Problem to solve: Reproduce the records below line for line, with no changes.

Items from a dataset
· · · · ·

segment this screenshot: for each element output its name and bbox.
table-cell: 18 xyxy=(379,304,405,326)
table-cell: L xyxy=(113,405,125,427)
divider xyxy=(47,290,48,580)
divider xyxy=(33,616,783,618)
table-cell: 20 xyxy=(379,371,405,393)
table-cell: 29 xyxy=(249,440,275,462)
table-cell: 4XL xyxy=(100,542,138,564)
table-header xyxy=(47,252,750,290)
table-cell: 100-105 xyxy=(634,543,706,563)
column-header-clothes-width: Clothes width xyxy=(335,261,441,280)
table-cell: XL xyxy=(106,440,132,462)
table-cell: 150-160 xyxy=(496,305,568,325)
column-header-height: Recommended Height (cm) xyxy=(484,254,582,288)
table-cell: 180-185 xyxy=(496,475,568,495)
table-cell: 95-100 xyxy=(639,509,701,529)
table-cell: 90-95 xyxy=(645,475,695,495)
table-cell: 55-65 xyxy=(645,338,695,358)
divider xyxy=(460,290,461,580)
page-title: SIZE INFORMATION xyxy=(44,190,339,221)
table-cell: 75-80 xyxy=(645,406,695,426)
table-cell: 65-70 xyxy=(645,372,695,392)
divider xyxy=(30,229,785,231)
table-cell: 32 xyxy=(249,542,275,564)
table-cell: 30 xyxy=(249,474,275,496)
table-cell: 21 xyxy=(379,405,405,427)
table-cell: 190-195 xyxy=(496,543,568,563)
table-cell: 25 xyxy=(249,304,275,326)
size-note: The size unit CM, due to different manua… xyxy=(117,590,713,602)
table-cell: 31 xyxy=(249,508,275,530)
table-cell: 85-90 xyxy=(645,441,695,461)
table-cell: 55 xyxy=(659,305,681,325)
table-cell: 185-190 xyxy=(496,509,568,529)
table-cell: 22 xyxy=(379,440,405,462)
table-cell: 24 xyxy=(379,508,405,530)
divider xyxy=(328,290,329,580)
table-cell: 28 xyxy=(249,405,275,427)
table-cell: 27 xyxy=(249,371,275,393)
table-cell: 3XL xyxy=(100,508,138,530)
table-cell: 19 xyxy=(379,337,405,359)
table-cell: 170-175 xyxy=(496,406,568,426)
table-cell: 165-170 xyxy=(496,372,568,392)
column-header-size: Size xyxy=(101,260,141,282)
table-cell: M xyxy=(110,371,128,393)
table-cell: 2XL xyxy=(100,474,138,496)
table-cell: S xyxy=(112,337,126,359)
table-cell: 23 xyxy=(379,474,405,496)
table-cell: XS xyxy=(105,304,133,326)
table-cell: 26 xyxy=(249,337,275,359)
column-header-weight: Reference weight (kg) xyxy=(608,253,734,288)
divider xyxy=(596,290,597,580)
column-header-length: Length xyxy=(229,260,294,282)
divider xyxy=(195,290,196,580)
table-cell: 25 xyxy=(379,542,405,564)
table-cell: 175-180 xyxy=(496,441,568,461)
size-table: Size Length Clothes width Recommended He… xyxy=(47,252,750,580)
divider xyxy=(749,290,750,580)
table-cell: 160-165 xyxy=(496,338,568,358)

· · · · ·

Answer to this problem:
segment this screenshot: for each element output its name and bbox.
table-cell: 18 xyxy=(379,304,405,326)
table-cell: L xyxy=(113,405,125,427)
divider xyxy=(47,290,48,580)
divider xyxy=(33,616,783,618)
table-cell: 20 xyxy=(379,371,405,393)
table-cell: 29 xyxy=(249,440,275,462)
table-cell: 4XL xyxy=(100,542,138,564)
table-header xyxy=(47,252,750,290)
table-cell: 100-105 xyxy=(634,543,706,563)
column-header-clothes-width: Clothes width xyxy=(335,261,441,280)
table-cell: XL xyxy=(106,440,132,462)
table-cell: 150-160 xyxy=(496,305,568,325)
column-header-height: Recommended Height (cm) xyxy=(484,254,582,288)
table-cell: 180-185 xyxy=(496,475,568,495)
table-cell: 95-100 xyxy=(639,509,701,529)
table-cell: 90-95 xyxy=(645,475,695,495)
table-cell: 55-65 xyxy=(645,338,695,358)
divider xyxy=(460,290,461,580)
page-title: SIZE INFORMATION xyxy=(44,190,339,221)
table-cell: 75-80 xyxy=(645,406,695,426)
table-cell: 65-70 xyxy=(645,372,695,392)
divider xyxy=(30,229,785,231)
table-cell: 32 xyxy=(249,542,275,564)
table-cell: 30 xyxy=(249,474,275,496)
table-cell: 21 xyxy=(379,405,405,427)
table-cell: 190-195 xyxy=(496,543,568,563)
table-cell: 25 xyxy=(249,304,275,326)
size-note: The size unit CM, due to different manua… xyxy=(117,590,713,602)
table-cell: 31 xyxy=(249,508,275,530)
table-cell: 85-90 xyxy=(645,441,695,461)
table-cell: 55 xyxy=(659,305,681,325)
table-cell: 185-190 xyxy=(496,509,568,529)
table-cell: 22 xyxy=(379,440,405,462)
table-cell: 24 xyxy=(379,508,405,530)
divider xyxy=(328,290,329,580)
table-cell: 28 xyxy=(249,405,275,427)
table-cell: 27 xyxy=(249,371,275,393)
table-cell: 3XL xyxy=(100,508,138,530)
table-cell: 19 xyxy=(379,337,405,359)
table-cell: 170-175 xyxy=(496,406,568,426)
table-cell: 165-170 xyxy=(496,372,568,392)
column-header-size: Size xyxy=(101,260,141,282)
table-cell: M xyxy=(110,371,128,393)
table-cell: 2XL xyxy=(100,474,138,496)
table-cell: S xyxy=(112,337,126,359)
table-cell: 23 xyxy=(379,474,405,496)
table-cell: XS xyxy=(105,304,133,326)
table-cell: 26 xyxy=(249,337,275,359)
column-header-weight: Reference weight (kg) xyxy=(608,253,734,288)
divider xyxy=(596,290,597,580)
column-header-length: Length xyxy=(229,260,294,282)
divider xyxy=(195,290,196,580)
table-cell: 25 xyxy=(379,542,405,564)
table-cell: 175-180 xyxy=(496,441,568,461)
size-table: Size Length Clothes width Recommended He… xyxy=(47,252,750,580)
divider xyxy=(749,290,750,580)
table-cell: 160-165 xyxy=(496,338,568,358)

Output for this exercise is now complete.